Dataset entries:
>>>

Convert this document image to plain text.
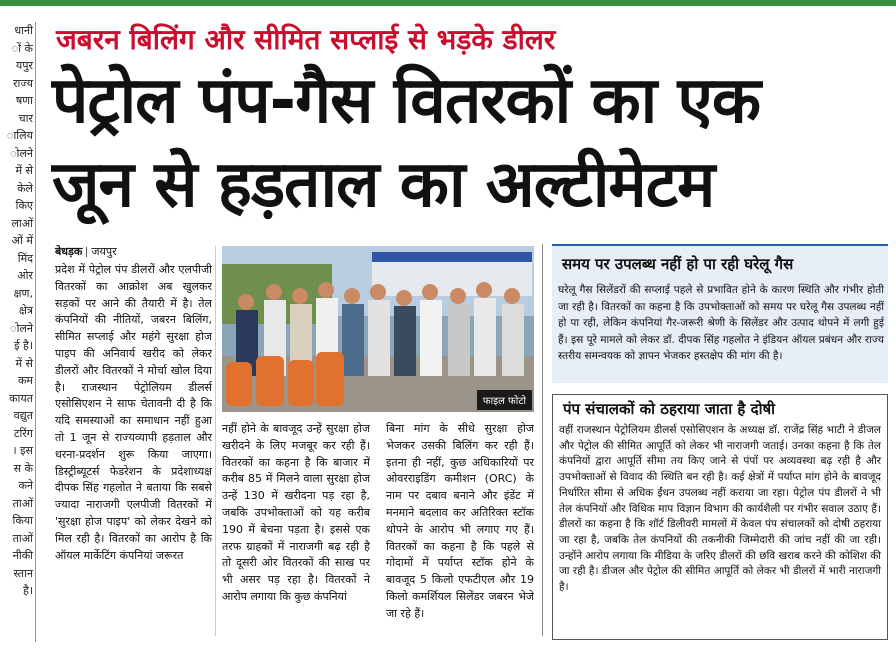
धानी
ों के
यपुर
राज्य
षणा
चार
ालिय
ोलने
में से
केले
किए
लाओं
ओं में
मिंद
ओर
क्षण,
क्षेत्र
ोलने
ई है।
में से
कम
कायत
वद्युत
टरिंग
। इस
स के
कने
ताओं
किया
ताओं
नीकी
स्तान
है।
जबरन बिलिंग और सीमित सप्लाई से भड़के डीलर
पेट्रोल पंप-गैस वितरकों का एक
जून से हड़ताल का अल्टीमेटम
बेधड़क जयपुर
प्रदेश में पेट्रोल पंप डीलरों और एलपीजी वितरकों का आक्रोश अब खुलकर सड़कों पर आने की तैयारी में है। तेल कंपनियों की नीतियों, जबरन बिलिंग, सीमित सप्लाई और महंगे सुरक्षा होज पाइप की अनिवार्य खरीद को लेकर डीलरों और वितरकों ने मोर्चा खोल दिया है। राजस्थान पेट्रोलियम डीलर्स एसोसिएशन ने साफ चेतावनी दी है कि यदि समस्याओं का समाधान नहीं हुआ तो 1 जून से राज्यव्यापी हड़ताल और धरना-प्रदर्शन शुरू किया जाएगा। डिस्ट्रीब्यूटर्स फेडरेशन के प्रदेशाध्यक्ष दीपक सिंह गहलोत ने बताया कि सबसे ज्यादा नाराजगी एलपीजी वितरकों में 'सुरक्षा होज पाइप' को लेकर देखने को मिल रही है। वितरकों का आरोप है कि ऑयल मार्केटिंग कंपनियां जरूरत
फाइल फोटो
नहीं होने के बावजूद उन्हें सुरक्षा होज खरीदने के लिए मजबूर कर रही हैं। वितरकों का कहना है कि बाजार में करीब 85 में मिलने वाला सुरक्षा होज उन्हें 130 में खरीदना पड़ रहा है, जबकि उपभोक्ताओं को यह करीब 190 में बेचना पड़ता है। इससे एक तरफ ग्राहकों में नाराजगी बढ़ रही है तो दूसरी ओर वितरकों की साख पर भी असर पड़ रहा है। वितरकों ने आरोप लगाया कि कुछ कंपनियां
बिना मांग के सीधे सुरक्षा होज भेजकर उसकी बिलिंग कर रही हैं। इतना ही नहीं, कुछ अधिकारियों पर ओवरराइडिंग कमीशन (ORC) के नाम पर दबाव बनाने और इंडेंट में मनमाने बदलाव कर अतिरिक्त स्टॉक थोपने के आरोप भी लगाए गए हैं। वितरकों का कहना है कि पहले से गोदामों में पर्याप्त स्टॉक होने के बावजूद 5 किलो एफटीएल और 19 किलो कमर्शियल सिलेंडर जबरन भेजे जा रहे हैं।
समय पर उपलब्ध नहीं हो पा रही घरेलू गैस
घरेलू गैस सिलेंडरों की सप्लाई पहले से प्रभावित होने के कारण स्थिति और गंभीर होती जा रही है। वितरकों का कहना है कि उपभोक्ताओं को समय पर घरेलू गैस उपलब्ध नहीं हो पा रही, लेकिन कंपनियां गैर-जरूरी श्रेणी के सिलेंडर और उत्पाद थोपने में लगी हुई हैं। इस पूरे मामले को लेकर डॉ. दीपक सिंह गहलोत ने इंडियन ऑयल प्रबंधन और राज्य स्तरीय समन्वयक को ज्ञापन भेजकर हस्तक्षेप की मांग की है।
पंप संचालकों को ठहराया जाता है दोषी
वहीं राजस्थान पेट्रोलियम डीलर्स एसोसिएशन के अध्यक्ष डॉ. राजेंद्र सिंह भाटी ने डीजल और पेट्रोल की सीमित आपूर्ति को लेकर भी नाराजगी जताई। उनका कहना है कि तेल कंपनियों द्वारा आपूर्ति सीमा तय किए जाने से पंपों पर अव्यवस्था बढ़ रही है और उपभोक्ताओं से विवाद की स्थिति बन रही है। कई क्षेत्रों में पर्याप्त मांग होने के बावजूद निर्धारित सीमा से अधिक ईंधन उपलब्ध नहीं कराया जा रहा। पेट्रोल पंप डीलरों ने भी तेल कंपनियों और विधिक माप विज्ञान विभाग की कार्यशैली पर गंभीर सवाल उठाए हैं। डीलरों का कहना है कि शॉर्ट डिलीवरी मामलों में केवल पंप संचालकों को दोषी ठहराया जा रहा है, जबकि तेल कंपनियों की तकनीकी जिम्मेदारी की जांच नहीं की जा रही। उन्होंने आरोप लगाया कि मीडिया के जरिए डीलरों की छवि खराब करने की कोशिश की जा रही है। डीजल और पेट्रोल की सीमित आपूर्ति को लेकर भी डीलरों में भारी नाराजगी है।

<<<

INSTRUCTION: Pictures stay out; repeat all the rest of the records exactly.

THE SOLUTION:
Convert this document image to plain text.
धानी
ों के
यपुर
राज्य
षणा
चार
ालिय
ोलने
में से
केले
किए
लाओं
ओं में
मिंद
ओर
क्षण,
क्षेत्र
ोलने
ई है।
में से
कम
कायत
वद्युत
टरिंग
। इस
स के
कने
ताओं
किया
ताओं
नीकी
स्तान
है।
जबरन बिलिंग और सीमित सप्लाई से भड़के डीलर
पेट्रोल पंप-गैस वितरकों का एक
जून से हड़ताल का अल्टीमेटम
बेधड़क जयपुर
प्रदेश में पेट्रोल पंप डीलरों और एलपीजी वितरकों का आक्रोश अब खुलकर सड़कों पर आने की तैयारी में है। तेल कंपनियों की नीतियों, जबरन बिलिंग, सीमित सप्लाई और महंगे सुरक्षा होज पाइप की अनिवार्य खरीद को लेकर डीलरों और वितरकों ने मोर्चा खोल दिया है। राजस्थान पेट्रोलियम डीलर्स एसोसिएशन ने साफ चेतावनी दी है कि यदि समस्याओं का समाधान नहीं हुआ तो 1 जून से राज्यव्यापी हड़ताल और धरना-प्रदर्शन शुरू किया जाएगा। डिस्ट्रीब्यूटर्स फेडरेशन के प्रदेशाध्यक्ष दीपक सिंह गहलोत ने बताया कि सबसे ज्यादा नाराजगी एलपीजी वितरकों में 'सुरक्षा होज पाइप' को लेकर देखने को मिल रही है। वितरकों का आरोप है कि ऑयल मार्केटिंग कंपनियां जरूरत
फाइल फोटो
नहीं होने के बावजूद उन्हें सुरक्षा होज खरीदने के लिए मजबूर कर रही हैं। वितरकों का कहना है कि बाजार में करीब 85 में मिलने वाला सुरक्षा होज उन्हें 130 में खरीदना पड़ रहा है, जबकि उपभोक्ताओं को यह करीब 190 में बेचना पड़ता है। इससे एक तरफ ग्राहकों में नाराजगी बढ़ रही है तो दूसरी ओर वितरकों की साख पर भी असर पड़ रहा है। वितरकों ने आरोप लगाया कि कुछ कंपनियां
बिना मांग के सीधे सुरक्षा होज भेजकर उसकी बिलिंग कर रही हैं। इतना ही नहीं, कुछ अधिकारियों पर ओवरराइडिंग कमीशन (ORC) के नाम पर दबाव बनाने और इंडेंट में मनमाने बदलाव कर अतिरिक्त स्टॉक थोपने के आरोप भी लगाए गए हैं। वितरकों का कहना है कि पहले से गोदामों में पर्याप्त स्टॉक होने के बावजूद 5 किलो एफटीएल और 19 किलो कमर्शियल सिलेंडर जबरन भेजे जा रहे हैं।
समय पर उपलब्ध नहीं हो पा रही घरेलू गैस
घरेलू गैस सिलेंडरों की सप्लाई पहले से प्रभावित होने के कारण स्थिति और गंभीर होती जा रही है। वितरकों का कहना है कि उपभोक्ताओं को समय पर घरेलू गैस उपलब्ध नहीं हो पा रही, लेकिन कंपनियां गैर-जरूरी श्रेणी के सिलेंडर और उत्पाद थोपने में लगी हुई हैं। इस पूरे मामले को लेकर डॉ. दीपक सिंह गहलोत ने इंडियन ऑयल प्रबंधन और राज्य स्तरीय समन्वयक को ज्ञापन भेजकर हस्तक्षेप की मांग की है।
पंप संचालकों को ठहराया जाता है दोषी
वहीं राजस्थान पेट्रोलियम डीलर्स एसोसिएशन के अध्यक्ष डॉ. राजेंद्र सिंह भाटी ने डीजल और पेट्रोल की सीमित आपूर्ति को लेकर भी नाराजगी जताई। उनका कहना है कि तेल कंपनियों द्वारा आपूर्ति सीमा तय किए जाने से पंपों पर अव्यवस्था बढ़ रही है और उपभोक्ताओं से विवाद की स्थिति बन रही है। कई क्षेत्रों में पर्याप्त मांग होने के बावजूद निर्धारित सीमा से अधिक ईंधन उपलब्ध नहीं कराया जा रहा। पेट्रोल पंप डीलरों ने भी तेल कंपनियों और विधिक माप विज्ञान विभाग की कार्यशैली पर गंभीर सवाल उठाए हैं। डीलरों का कहना है कि शॉर्ट डिलीवरी मामलों में केवल पंप संचालकों को दोषी ठहराया जा रहा है, जबकि तेल कंपनियों की तकनीकी जिम्मेदारी की जांच नहीं की जा रही। उन्होंने आरोप लगाया कि मीडिया के जरिए डीलरों की छवि खराब करने की कोशिश की जा रही है। डीजल और पेट्रोल की सीमित आपूर्ति को लेकर भी डीलरों में भारी नाराजगी है।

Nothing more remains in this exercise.